→ **Records provided**:
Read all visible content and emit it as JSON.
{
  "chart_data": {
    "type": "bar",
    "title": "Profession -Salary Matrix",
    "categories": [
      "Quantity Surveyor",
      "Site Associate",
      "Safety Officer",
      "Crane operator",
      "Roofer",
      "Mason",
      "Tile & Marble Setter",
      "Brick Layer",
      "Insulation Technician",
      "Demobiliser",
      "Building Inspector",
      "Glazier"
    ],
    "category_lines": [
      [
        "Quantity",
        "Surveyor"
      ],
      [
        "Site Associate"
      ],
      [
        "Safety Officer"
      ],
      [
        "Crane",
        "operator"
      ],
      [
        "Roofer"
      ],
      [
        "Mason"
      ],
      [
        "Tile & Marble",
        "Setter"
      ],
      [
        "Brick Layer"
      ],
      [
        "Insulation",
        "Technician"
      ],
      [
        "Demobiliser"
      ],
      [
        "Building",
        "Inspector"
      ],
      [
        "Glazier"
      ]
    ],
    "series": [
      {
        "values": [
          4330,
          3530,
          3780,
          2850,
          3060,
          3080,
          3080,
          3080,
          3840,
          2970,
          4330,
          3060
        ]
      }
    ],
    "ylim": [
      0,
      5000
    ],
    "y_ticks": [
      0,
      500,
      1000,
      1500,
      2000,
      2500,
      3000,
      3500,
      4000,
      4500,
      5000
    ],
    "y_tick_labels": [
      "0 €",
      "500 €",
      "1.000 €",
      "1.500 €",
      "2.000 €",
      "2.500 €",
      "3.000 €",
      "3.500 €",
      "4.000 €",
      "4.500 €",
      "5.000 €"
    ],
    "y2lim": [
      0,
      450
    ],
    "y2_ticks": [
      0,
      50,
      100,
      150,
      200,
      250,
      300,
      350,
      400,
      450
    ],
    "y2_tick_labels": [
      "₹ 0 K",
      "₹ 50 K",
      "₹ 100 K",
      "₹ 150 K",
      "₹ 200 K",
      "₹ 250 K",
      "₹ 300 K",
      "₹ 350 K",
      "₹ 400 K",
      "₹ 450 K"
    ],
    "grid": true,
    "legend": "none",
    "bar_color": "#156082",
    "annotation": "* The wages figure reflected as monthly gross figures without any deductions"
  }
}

→ **Description of the task**:
Write down the full listing again, exactly.

→ **Correct result**:
Read all visible content and emit it as JSON.
{
  "chart_data": {
    "type": "bar",
    "title": "Profession -Salary Matrix",
    "categories": [
      "Quantity Surveyor",
      "Site Associate",
      "Safety Officer",
      "Crane operator",
      "Roofer",
      "Mason",
      "Tile & Marble Setter",
      "Brick Layer",
      "Insulation Technician",
      "Demobiliser",
      "Building Inspector",
      "Glazier"
    ],
    "category_lines": [
      [
        "Quantity",
        "Surveyor"
      ],
      [
        "Site Associate"
      ],
      [
        "Safety Officer"
      ],
      [
        "Crane",
        "operator"
      ],
      [
        "Roofer"
      ],
      [
        "Mason"
      ],
      [
        "Tile & Marble",
        "Setter"
      ],
      [
        "Brick Layer"
      ],
      [
        "Insulation",
        "Technician"
      ],
      [
        "Demobiliser"
      ],
      [
        "Building",
        "Inspector"
      ],
      [
        "Glazier"
      ]
    ],
    "series": [
      {
        "values": [
          4330,
          3530,
          3780,
          2850,
          3060,
          3080,
          3080,
          3080,
          3840,
          2970,
          4330,
          3060
        ]
      }
    ],
    "ylim": [
      0,
      5000
    ],
    "y_ticks": [
      0,
      500,
      1000,
      1500,
      2000,
      2500,
      3000,
      3500,
      4000,
      4500,
      5000
    ],
    "y_tick_labels": [
      "0 €",
      "500 €",
      "1.000 €",
      "1.500 €",
      "2.000 €",
      "2.500 €",
      "3.000 €",
      "3.500 €",
      "4.000 €",
      "4.500 €",
      "5.000 €"
    ],
    "y2lim": [
      0,
      450
    ],
    "y2_ticks": [
      0,
      50,
      100,
      150,
      200,
      250,
      300,
      350,
      400,
      450
    ],
    "y2_tick_labels": [
      "₹ 0 K",
      "₹ 50 K",
      "₹ 100 K",
      "₹ 150 K",
      "₹ 200 K",
      "₹ 250 K",
      "₹ 300 K",
      "₹ 350 K",
      "₹ 400 K",
      "₹ 450 K"
    ],
    "grid": true,
    "legend": "none",
    "bar_color": "#156082",
    "annotation": "* The wages figure reflected as monthly gross figures without any deductions"
  }
}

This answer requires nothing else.